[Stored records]
◇ ◇ ◇

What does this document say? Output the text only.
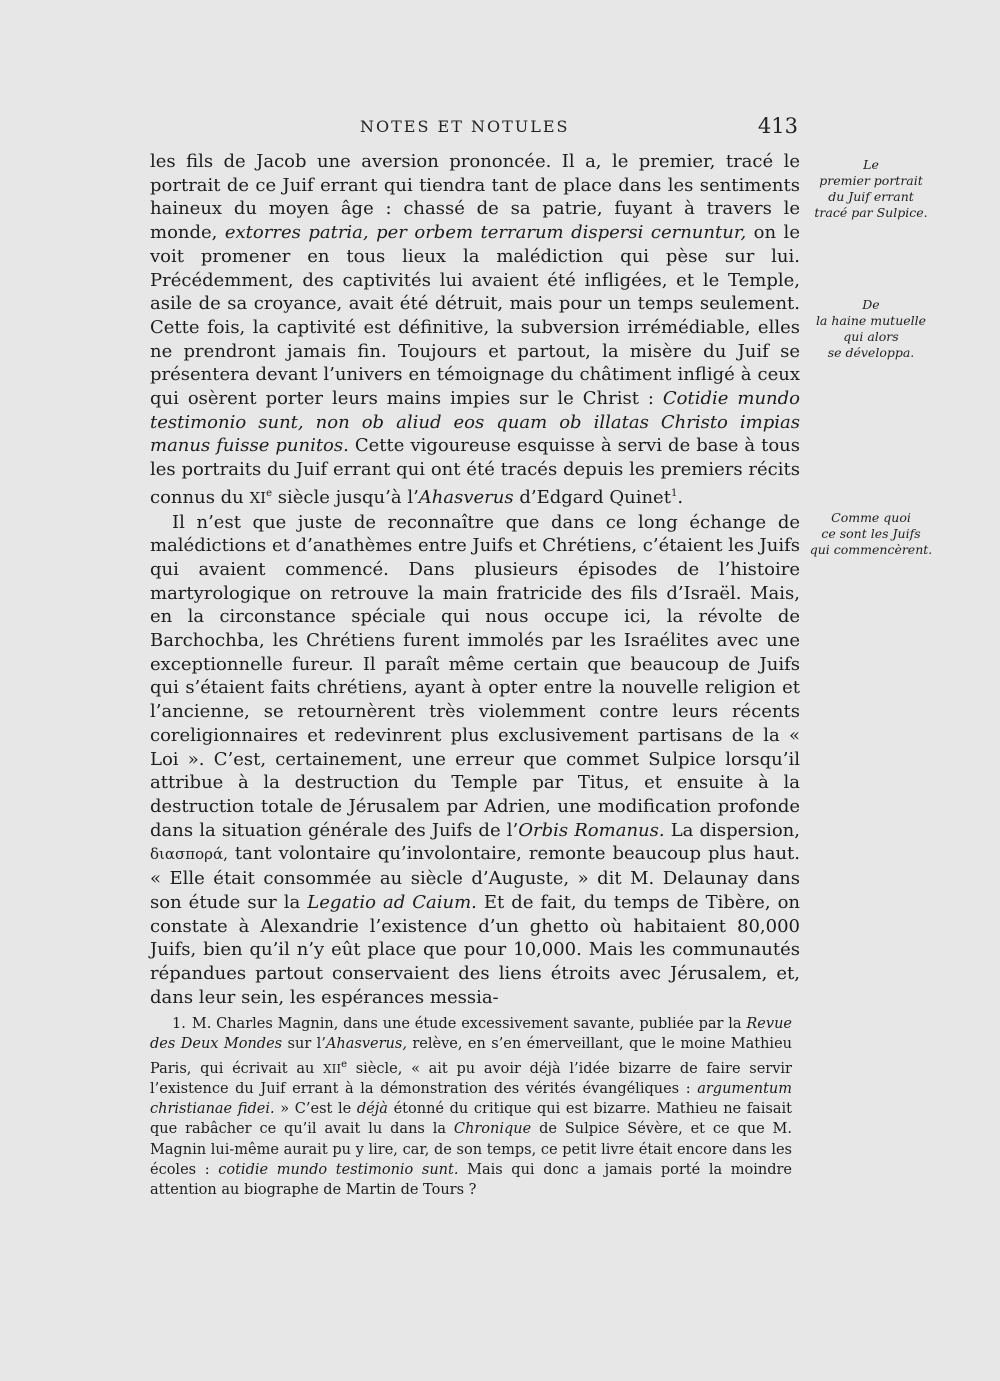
NOTES ET NOTULES	413

les fils de Jacob une aversion prononcée. Il a, le premier, tracé le portrait de ce Juif errant qui tiendra tant de place dans les sentiments haineux du moyen âge : chassé de sa patrie, fuyant à travers le monde, extorres patria, per orbem terrarum dispersi cernuntur, on le voit promener en tous lieux la malédiction qui pèse sur lui. Précédemment, des captivités lui avaient été infligées, et le Temple, asile de sa croyance, avait été détruit, mais pour un temps seulement. Cette fois, la captivité est définitive, la subversion irrémédiable, elles ne prendront jamais fin. Toujours et partout, la misère du Juif se présentera devant l’univers en témoignage du châtiment infligé à ceux qui osèrent porter leurs mains impies sur le Christ : Cotidie mundo testimonio sunt, non ob aliud eos quam ob illatas Christo impias manus fuisse punitos. Cette vigoureuse esquisse à servi de base à tous les portraits du Juif errant qui ont été tracés depuis les premiers récits connus du XIe siècle jusqu’à l’Ahasverus d’Edgard Quinet$^1$.

Il n’est que juste de reconnaître que dans ce long échange de malédictions et d’anathèmes entre Juifs et Chrétiens, c’étaient les Juifs qui avaient commencé. Dans plusieurs épisodes de l’histoire martyrologique on retrouve la main fratricide des fils d’Israël. Mais, en la circonstance spéciale qui nous occupe ici, la révolte de Barchochba, les Chrétiens furent immolés par les Israélites avec une exceptionnelle fureur. Il paraît même certain que beaucoup de Juifs qui s’étaient faits chrétiens, ayant à opter entre la nouvelle religion et l’ancienne, se retournèrent très violemment contre leurs récents coreligionnaires et redevinrent plus exclusivement partisans de la « Loi ». C’est, certainement, une erreur que commet Sulpice lorsqu’il attribue à la destruction du Temple par Titus, et ensuite à la destruction totale de Jérusalem par Adrien, une modification profonde dans la situation générale des Juifs de l’Orbis Romanus. La dispersion, διασπορά, tant volontaire qu’involontaire, remonte beaucoup plus haut. « Elle était consommée au siècle d’Auguste, » dit M. Delaunay dans son étude sur la Legatio ad Caium. Et de fait, du temps de Tibère, on constate à Alexandrie l’existence d’un ghetto où habitaient 80,000 Juifs, bien qu’il n’y eût place que pour 10,000. Mais les communautés répandues partout conservaient des liens étroits avec Jérusalem, et, dans leur sein, les espérances messia-

Le
premier portrait
du Juif errant
tracé par Sulpice.
De
la haine mutuelle
qui alors
se développa.
Comme quoi
ce sont les Juifs
qui commencèrent.

1. M. Charles Magnin, dans une étude excessivement savante, publiée par la Revue des Deux Mondes sur l’Ahasverus, relève, en s’en émerveillant, que le moine Mathieu Paris, qui écrivait au XIIe siècle, « ait pu avoir déjà l’idée bizarre de faire servir l’existence du Juif errant à la démonstration des vérités évangéliques : argumentum christianae fidei. » C’est le déjà étonné du critique qui est bizarre. Mathieu ne faisait que rabâcher ce qu’il avait lu dans la Chronique de Sulpice Sévère, et ce que M. Magnin lui-même aurait pu y lire, car, de son temps, ce petit livre était encore dans les écoles : cotidie mundo testimonio sunt. Mais qui donc a jamais porté la moindre attention au biographe de Martin de Tours ?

◇ ◇ ◇

Exercise brief → Copy every line of the records above that holds the word "portrait".

Response →
les fils de Jacob une aversion prononcée. Il a, le premier, tracé le portrait de ce Juif errant qui tiendra tant de place dans les sentiments haineux du moyen âge : chassé de sa patrie, fuyant à travers le monde, extorres patria, per orbem terrarum dispersi cernuntur, on le voit promener en tous lieux la malédiction qui pèse sur lui. Précédemment, des captivités lui avaient été infligées, et le Temple, asile de sa croyance, avait été détruit, mais pour un temps seulement. Cette fois, la captivité est définitive, la subversion irrémédiable, elles ne prendront jamais fin. Toujours et partout, la misère du Juif se présentera devant l’univers en témoignage du châtiment infligé à ceux qui osèrent porter leurs mains impies sur le Christ : Cotidie mundo testimonio sunt, non ob aliud eos quam ob illatas Christo impias manus fuisse punitos. Cette vigoureuse esquisse à servi de base à tous les portraits du Juif errant qui ont été tracés depuis les premiers récits connus du XIe siècle jusqu’à l’Ahasverus d’Edgard Quinet$^1$.
premier portrait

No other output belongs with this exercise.